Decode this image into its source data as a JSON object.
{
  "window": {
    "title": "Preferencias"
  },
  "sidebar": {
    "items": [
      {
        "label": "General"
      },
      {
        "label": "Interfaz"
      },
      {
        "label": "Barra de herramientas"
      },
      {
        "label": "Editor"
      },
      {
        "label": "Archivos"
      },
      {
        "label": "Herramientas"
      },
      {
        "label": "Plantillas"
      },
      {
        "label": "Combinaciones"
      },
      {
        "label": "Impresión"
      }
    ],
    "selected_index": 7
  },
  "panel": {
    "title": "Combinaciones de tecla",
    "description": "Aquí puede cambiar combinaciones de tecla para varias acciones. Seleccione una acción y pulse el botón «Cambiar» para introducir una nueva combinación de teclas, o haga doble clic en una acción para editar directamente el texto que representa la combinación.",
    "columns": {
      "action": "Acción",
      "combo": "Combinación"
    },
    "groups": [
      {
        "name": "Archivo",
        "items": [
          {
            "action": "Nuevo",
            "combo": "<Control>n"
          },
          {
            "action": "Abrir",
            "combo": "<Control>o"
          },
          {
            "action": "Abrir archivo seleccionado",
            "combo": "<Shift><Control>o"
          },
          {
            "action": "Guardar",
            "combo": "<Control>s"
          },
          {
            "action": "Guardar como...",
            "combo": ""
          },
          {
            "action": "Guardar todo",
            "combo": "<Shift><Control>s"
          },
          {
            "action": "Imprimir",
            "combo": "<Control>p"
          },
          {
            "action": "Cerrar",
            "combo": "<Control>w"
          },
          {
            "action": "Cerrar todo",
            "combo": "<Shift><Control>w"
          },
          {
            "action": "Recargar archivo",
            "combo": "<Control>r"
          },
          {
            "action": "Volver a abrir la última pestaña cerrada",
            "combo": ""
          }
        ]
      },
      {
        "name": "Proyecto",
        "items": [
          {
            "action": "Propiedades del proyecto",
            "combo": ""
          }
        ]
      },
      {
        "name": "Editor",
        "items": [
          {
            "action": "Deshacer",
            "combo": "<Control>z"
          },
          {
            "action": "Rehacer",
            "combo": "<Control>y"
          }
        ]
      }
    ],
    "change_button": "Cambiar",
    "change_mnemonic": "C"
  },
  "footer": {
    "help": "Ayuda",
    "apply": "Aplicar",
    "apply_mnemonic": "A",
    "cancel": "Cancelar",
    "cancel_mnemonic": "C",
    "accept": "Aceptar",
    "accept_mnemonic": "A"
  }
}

※

** Given request **
Write out the entire listing exactly.

** Response to this exercise **
Decode this image into its source data as a JSON object.
{
  "window": {
    "title": "Preferencias"
  },
  "sidebar": {
    "items": [
      {
        "label": "General"
      },
      {
        "label": "Interfaz"
      },
      {
        "label": "Barra de herramientas"
      },
      {
        "label": "Editor"
      },
      {
        "label": "Archivos"
      },
      {
        "label": "Herramientas"
      },
      {
        "label": "Plantillas"
      },
      {
        "label": "Combinaciones"
      },
      {
        "label": "Impresión"
      }
    ],
    "selected_index": 7
  },
  "panel": {
    "title": "Combinaciones de tecla",
    "description": "Aquí puede cambiar combinaciones de tecla para varias acciones. Seleccione una acción y pulse el botón «Cambiar» para introducir una nueva combinación de teclas, o haga doble clic en una acción para editar directamente el texto que representa la combinación.",
    "columns": {
      "action": "Acción",
      "combo": "Combinación"
    },
    "groups": [
      {
        "name": "Archivo",
        "items": [
          {
            "action": "Nuevo",
            "combo": "<Control>n"
          },
          {
            "action": "Abrir",
            "combo": "<Control>o"
          },
          {
            "action": "Abrir archivo seleccionado",
            "combo": "<Shift><Control>o"
          },
          {
            "action": "Guardar",
            "combo": "<Control>s"
          },
          {
            "action": "Guardar como...",
            "combo": ""
          },
          {
            "action": "Guardar todo",
            "combo": "<Shift><Control>s"
          },
          {
            "action": "Imprimir",
            "combo": "<Control>p"
          },
          {
            "action": "Cerrar",
            "combo": "<Control>w"
          },
          {
            "action": "Cerrar todo",
            "combo": "<Shift><Control>w"
          },
          {
            "action": "Recargar archivo",
            "combo": "<Control>r"
          },
          {
            "action": "Volver a abrir la última pestaña cerrada",
            "combo": ""
          }
        ]
      },
      {
        "name": "Proyecto",
        "items": [
          {
            "action": "Propiedades del proyecto",
            "combo": ""
          }
        ]
      },
      {
        "name": "Editor",
        "items": [
          {
            "action": "Deshacer",
            "combo": "<Control>z"
          },
          {
            "action": "Rehacer",
            "combo": "<Control>y"
          }
        ]
      }
    ],
    "change_button": "Cambiar",
    "change_mnemonic": "C"
  },
  "footer": {
    "help": "Ayuda",
    "apply": "Aplicar",
    "apply_mnemonic": "A",
    "cancel": "Cancelar",
    "cancel_mnemonic": "C",
    "accept": "Aceptar",
    "accept_mnemonic": "A"
  }
}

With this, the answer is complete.